- _Given task_
Here are some entries; quote each one exactly.

%%

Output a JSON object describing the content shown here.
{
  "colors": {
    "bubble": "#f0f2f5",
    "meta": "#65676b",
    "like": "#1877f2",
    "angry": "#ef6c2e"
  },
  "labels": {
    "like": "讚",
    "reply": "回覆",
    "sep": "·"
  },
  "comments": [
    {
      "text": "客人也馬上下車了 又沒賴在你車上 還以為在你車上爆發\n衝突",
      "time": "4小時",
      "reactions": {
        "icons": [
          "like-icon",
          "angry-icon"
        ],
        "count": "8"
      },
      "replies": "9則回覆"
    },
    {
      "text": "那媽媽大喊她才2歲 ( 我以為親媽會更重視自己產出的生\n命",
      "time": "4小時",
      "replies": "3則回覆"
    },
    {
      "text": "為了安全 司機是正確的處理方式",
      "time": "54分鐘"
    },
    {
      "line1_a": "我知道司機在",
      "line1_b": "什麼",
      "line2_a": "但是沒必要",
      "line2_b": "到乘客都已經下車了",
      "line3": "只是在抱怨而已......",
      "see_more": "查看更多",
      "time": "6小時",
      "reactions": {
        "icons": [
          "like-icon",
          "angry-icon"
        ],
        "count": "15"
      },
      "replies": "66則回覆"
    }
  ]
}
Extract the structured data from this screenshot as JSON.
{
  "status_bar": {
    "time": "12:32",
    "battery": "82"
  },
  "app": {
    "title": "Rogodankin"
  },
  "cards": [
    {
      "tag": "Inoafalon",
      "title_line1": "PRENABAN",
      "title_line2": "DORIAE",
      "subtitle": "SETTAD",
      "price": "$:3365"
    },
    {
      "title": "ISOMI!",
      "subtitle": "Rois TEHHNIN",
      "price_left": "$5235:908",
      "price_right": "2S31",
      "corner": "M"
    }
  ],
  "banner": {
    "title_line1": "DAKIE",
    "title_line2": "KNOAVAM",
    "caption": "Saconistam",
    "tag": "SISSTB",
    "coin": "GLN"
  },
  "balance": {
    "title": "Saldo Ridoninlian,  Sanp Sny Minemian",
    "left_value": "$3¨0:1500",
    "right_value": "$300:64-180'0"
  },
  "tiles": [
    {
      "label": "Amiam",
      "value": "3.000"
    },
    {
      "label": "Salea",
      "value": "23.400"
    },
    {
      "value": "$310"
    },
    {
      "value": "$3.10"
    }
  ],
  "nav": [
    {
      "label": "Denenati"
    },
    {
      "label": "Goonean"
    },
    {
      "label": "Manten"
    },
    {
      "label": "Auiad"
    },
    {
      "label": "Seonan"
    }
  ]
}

%%

- _Task response_
Output a JSON object describing the content shown here.
{
  "colors": {
    "bubble": "#f0f2f5",
    "meta": "#65676b",
    "like": "#1877f2",
    "angry": "#ef6c2e"
  },
  "labels": {
    "like": "讚",
    "reply": "回覆",
    "sep": "·"
  },
  "comments": [
    {
      "text": "客人也馬上下車了 又沒賴在你車上 還以為在你車上爆發\n衝突",
      "time": "4小時",
      "reactions": {
        "icons": [
          "like-icon",
          "angry-icon"
        ],
        "count": "8"
      },
      "replies": "9則回覆"
    },
    {
      "text": "那媽媽大喊她才2歲 ( 我以為親媽會更重視自己產出的生\n命",
      "time": "4小時",
      "replies": "3則回覆"
    },
    {
      "text": "為了安全 司機是正確的處理方式",
      "time": "54分鐘"
    },
    {
      "line1_a": "我知道司機在",
      "line1_b": "什麼",
      "line2_a": "但是沒必要",
      "line2_b": "到乘客都已經下車了",
      "line3": "只是在抱怨而已......",
      "see_more": "查看更多",
      "time": "6小時",
      "reactions": {
        "icons": [
          "like-icon",
          "angry-icon"
        ],
        "count": "15"
      },
      "replies": "66則回覆"
    }
  ]
}
Extract the structured data from this screenshot as JSON.
{
  "status_bar": {
    "time": "12:32",
    "battery": "82"
  },
  "app": {
    "title": "Rogodankin"
  },
  "cards": [
    {
      "tag": "Inoafalon",
      "title_line1": "PRENABAN",
      "title_line2": "DORIAE",
      "subtitle": "SETTAD",
      "price": "$:3365"
    },
    {
      "title": "ISOMI!",
      "subtitle": "Rois TEHHNIN",
      "price_left": "$5235:908",
      "price_right": "2S31",
      "corner": "M"
    }
  ],
  "banner": {
    "title_line1": "DAKIE",
    "title_line2": "KNOAVAM",
    "caption": "Saconistam",
    "tag": "SISSTB",
    "coin": "GLN"
  },
  "balance": {
    "title": "Saldo Ridoninlian,  Sanp Sny Minemian",
    "left_value": "$3¨0:1500",
    "right_value": "$300:64-180'0"
  },
  "tiles": [
    {
      "label": "Amiam",
      "value": "3.000"
    },
    {
      "label": "Salea",
      "value": "23.400"
    },
    {
      "value": "$310"
    },
    {
      "value": "$3.10"
    }
  ],
  "nav": [
    {
      "label": "Denenati"
    },
    {
      "label": "Goonean"
    },
    {
      "label": "Manten"
    },
    {
      "label": "Auiad"
    },
    {
      "label": "Seonan"
    }
  ]
}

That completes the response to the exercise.